To be done: In the records below, find each line with the word "category" and copy it.

## begin Dataset excerpts

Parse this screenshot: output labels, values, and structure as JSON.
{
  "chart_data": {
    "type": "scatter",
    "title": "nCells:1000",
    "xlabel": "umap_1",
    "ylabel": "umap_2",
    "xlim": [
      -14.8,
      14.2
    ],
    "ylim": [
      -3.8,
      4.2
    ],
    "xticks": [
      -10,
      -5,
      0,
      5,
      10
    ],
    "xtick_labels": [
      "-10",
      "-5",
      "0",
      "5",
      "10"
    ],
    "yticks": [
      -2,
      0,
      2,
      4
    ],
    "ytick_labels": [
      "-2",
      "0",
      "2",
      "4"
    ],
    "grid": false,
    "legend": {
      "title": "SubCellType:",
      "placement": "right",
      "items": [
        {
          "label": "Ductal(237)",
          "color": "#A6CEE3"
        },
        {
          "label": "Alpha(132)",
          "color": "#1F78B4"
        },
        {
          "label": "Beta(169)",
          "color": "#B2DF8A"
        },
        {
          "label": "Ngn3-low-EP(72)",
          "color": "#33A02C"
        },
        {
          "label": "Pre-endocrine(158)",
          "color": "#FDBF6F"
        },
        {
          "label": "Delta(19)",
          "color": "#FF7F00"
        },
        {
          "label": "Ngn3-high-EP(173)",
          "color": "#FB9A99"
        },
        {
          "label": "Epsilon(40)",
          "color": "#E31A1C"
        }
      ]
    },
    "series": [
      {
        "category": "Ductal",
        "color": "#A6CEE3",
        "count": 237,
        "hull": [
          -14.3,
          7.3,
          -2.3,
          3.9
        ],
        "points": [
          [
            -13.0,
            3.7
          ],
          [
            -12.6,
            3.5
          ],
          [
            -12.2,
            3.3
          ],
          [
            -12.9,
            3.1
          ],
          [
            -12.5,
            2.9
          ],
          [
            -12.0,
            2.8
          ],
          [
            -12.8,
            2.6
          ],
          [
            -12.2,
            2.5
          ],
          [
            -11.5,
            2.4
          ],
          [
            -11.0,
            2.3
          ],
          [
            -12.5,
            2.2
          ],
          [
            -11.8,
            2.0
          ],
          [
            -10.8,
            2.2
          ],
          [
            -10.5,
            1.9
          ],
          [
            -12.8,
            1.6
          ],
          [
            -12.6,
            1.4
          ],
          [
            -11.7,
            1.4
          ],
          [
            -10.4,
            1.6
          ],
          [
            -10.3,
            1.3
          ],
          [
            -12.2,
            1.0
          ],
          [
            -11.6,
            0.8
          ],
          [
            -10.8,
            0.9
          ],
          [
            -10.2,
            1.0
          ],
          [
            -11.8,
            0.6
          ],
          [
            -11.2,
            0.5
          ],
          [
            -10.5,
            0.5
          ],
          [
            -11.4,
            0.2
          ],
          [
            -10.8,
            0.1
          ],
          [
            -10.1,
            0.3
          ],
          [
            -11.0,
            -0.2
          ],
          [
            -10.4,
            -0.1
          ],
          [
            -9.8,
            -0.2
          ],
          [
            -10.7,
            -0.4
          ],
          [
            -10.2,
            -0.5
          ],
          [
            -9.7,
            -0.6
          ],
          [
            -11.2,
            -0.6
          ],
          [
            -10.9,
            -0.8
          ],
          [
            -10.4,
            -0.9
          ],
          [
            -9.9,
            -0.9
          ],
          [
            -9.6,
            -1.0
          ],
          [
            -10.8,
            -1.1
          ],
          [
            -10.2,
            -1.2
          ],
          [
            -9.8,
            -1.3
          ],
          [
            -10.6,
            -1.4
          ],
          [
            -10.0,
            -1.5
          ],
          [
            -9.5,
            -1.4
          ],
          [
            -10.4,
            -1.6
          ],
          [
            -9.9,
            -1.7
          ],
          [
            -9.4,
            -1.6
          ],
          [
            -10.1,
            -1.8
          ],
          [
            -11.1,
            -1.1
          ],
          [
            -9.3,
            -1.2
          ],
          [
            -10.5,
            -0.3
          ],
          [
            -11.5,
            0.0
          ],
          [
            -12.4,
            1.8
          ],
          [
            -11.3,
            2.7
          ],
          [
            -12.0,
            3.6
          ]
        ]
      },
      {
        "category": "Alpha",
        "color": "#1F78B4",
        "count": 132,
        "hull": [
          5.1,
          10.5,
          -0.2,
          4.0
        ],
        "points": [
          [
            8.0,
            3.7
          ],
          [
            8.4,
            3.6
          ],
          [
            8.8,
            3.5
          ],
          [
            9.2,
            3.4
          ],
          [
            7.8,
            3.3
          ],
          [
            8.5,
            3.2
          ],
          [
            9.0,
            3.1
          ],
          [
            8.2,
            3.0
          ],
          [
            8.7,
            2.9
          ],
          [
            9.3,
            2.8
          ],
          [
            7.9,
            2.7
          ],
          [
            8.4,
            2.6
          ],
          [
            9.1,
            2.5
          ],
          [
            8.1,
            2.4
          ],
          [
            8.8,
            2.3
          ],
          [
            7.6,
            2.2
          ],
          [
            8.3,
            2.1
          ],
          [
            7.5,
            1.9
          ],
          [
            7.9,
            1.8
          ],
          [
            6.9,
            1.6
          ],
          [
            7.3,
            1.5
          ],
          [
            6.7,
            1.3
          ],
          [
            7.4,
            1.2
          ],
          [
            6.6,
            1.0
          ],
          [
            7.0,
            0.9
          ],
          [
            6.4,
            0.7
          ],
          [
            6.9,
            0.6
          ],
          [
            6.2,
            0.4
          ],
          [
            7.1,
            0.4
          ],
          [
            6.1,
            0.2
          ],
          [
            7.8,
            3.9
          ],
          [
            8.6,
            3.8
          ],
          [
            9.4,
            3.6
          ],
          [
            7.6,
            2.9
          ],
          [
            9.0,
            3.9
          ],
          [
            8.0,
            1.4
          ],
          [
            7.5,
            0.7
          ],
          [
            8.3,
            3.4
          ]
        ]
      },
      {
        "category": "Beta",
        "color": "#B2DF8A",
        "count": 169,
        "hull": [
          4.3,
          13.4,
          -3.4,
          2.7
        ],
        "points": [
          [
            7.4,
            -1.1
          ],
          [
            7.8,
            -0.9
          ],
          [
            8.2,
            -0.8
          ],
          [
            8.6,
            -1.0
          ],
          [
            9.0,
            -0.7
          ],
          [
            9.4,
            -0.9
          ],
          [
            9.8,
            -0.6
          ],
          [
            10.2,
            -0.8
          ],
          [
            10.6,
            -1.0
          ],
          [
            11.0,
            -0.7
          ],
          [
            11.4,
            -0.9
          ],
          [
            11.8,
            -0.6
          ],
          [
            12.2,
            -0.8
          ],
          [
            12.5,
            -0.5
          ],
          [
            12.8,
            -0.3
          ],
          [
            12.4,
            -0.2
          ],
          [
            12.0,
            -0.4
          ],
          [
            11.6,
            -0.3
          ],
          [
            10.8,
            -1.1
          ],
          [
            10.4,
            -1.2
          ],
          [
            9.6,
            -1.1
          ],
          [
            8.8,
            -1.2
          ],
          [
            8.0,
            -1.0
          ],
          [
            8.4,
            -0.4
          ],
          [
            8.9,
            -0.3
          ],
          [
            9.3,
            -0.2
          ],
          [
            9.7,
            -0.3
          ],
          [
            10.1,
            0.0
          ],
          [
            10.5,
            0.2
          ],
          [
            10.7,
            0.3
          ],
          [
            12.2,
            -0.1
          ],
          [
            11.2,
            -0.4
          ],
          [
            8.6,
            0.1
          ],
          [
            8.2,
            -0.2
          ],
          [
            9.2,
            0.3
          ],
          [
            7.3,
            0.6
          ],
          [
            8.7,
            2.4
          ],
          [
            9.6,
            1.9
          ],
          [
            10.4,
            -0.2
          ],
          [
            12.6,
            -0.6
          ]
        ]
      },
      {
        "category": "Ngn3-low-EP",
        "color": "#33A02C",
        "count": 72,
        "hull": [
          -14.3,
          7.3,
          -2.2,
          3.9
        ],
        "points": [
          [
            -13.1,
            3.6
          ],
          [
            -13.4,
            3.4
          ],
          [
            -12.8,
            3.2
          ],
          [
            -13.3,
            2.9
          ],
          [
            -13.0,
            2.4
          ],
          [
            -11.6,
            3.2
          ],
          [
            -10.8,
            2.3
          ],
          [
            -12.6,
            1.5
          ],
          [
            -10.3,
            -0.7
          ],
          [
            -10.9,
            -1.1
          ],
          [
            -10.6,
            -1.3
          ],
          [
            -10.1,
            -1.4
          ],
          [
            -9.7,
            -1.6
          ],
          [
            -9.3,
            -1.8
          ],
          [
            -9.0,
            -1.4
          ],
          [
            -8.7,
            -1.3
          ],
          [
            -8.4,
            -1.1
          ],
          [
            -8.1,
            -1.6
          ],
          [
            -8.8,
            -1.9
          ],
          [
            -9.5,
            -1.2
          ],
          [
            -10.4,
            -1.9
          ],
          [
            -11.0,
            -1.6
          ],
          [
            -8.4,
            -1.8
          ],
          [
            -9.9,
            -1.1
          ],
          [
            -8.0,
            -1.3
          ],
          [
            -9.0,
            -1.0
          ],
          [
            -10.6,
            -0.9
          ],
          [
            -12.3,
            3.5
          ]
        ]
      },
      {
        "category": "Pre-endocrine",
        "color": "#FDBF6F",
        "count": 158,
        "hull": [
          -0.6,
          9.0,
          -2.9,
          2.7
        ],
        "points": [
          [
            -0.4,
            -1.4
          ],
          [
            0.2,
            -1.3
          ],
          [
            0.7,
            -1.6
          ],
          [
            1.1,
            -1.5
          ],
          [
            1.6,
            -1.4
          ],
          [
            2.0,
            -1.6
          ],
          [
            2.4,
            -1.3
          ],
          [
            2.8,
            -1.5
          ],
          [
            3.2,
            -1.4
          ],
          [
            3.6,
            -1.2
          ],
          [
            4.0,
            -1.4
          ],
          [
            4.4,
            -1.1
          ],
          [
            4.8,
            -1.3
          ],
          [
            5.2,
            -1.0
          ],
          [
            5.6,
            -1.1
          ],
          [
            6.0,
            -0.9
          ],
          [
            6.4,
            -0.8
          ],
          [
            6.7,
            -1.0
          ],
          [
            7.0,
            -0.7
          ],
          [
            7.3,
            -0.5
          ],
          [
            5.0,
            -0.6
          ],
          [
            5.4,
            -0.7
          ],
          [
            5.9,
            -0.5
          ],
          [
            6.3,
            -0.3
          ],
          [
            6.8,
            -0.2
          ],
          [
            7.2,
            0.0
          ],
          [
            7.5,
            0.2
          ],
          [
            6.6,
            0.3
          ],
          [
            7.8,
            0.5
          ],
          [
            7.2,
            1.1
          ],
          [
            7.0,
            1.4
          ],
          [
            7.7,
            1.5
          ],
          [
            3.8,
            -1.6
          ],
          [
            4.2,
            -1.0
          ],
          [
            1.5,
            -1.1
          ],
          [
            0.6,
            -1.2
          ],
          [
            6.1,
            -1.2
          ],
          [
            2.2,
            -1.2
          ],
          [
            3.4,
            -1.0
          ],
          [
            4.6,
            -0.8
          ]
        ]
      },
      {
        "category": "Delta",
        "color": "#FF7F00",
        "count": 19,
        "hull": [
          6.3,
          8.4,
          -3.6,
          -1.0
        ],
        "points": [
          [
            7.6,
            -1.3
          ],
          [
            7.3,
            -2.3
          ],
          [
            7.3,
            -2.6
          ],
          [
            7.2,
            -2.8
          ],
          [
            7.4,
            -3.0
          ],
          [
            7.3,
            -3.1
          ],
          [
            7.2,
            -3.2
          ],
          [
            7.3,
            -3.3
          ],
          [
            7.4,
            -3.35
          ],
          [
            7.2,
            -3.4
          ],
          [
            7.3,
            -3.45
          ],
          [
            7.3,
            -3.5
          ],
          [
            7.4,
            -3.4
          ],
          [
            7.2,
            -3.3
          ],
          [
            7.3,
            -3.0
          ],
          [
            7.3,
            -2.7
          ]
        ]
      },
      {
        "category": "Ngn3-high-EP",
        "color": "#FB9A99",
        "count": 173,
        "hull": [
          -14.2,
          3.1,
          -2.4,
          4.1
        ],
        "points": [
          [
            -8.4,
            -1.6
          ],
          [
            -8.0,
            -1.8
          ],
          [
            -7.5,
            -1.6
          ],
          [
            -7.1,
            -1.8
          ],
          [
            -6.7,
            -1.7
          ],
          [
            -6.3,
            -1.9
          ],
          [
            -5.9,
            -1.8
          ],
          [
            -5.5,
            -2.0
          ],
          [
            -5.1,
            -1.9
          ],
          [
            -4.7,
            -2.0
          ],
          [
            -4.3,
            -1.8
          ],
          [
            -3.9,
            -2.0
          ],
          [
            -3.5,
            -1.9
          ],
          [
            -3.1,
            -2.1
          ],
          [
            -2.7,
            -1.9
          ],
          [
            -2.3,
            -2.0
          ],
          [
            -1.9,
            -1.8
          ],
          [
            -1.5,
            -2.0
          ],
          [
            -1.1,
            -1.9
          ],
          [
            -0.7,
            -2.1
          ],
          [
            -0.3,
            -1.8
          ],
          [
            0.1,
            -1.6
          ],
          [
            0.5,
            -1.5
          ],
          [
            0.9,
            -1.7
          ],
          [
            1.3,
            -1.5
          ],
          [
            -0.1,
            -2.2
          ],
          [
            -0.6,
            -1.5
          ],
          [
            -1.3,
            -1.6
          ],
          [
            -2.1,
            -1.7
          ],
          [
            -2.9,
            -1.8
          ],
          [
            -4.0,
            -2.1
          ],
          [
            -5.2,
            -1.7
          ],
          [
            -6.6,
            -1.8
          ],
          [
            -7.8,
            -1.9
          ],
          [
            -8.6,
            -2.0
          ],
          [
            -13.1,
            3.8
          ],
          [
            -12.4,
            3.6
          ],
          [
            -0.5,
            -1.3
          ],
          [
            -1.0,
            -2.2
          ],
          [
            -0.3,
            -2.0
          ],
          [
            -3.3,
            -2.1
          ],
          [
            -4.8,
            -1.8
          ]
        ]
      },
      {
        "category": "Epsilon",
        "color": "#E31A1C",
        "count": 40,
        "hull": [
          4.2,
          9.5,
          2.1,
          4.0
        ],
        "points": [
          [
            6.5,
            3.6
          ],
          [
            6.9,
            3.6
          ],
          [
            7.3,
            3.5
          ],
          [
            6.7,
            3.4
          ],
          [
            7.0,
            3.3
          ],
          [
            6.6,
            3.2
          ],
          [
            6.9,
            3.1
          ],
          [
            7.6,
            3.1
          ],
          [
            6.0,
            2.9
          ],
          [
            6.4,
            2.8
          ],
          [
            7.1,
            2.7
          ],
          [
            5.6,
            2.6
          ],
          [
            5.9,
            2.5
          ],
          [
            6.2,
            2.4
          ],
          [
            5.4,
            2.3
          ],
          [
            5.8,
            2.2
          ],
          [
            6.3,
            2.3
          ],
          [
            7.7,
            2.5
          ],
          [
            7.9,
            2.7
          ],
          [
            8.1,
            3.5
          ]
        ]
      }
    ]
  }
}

## end Dataset excerpts

Result below:
        "category": "Ductal",
        "category": "Alpha",
        "category": "Beta",
        "category": "Ngn3-low-EP",
        "category": "Pre-endocrine",
        "category": "Delta",
        "category": "Ngn3-high-EP",
        "category": "Epsilon",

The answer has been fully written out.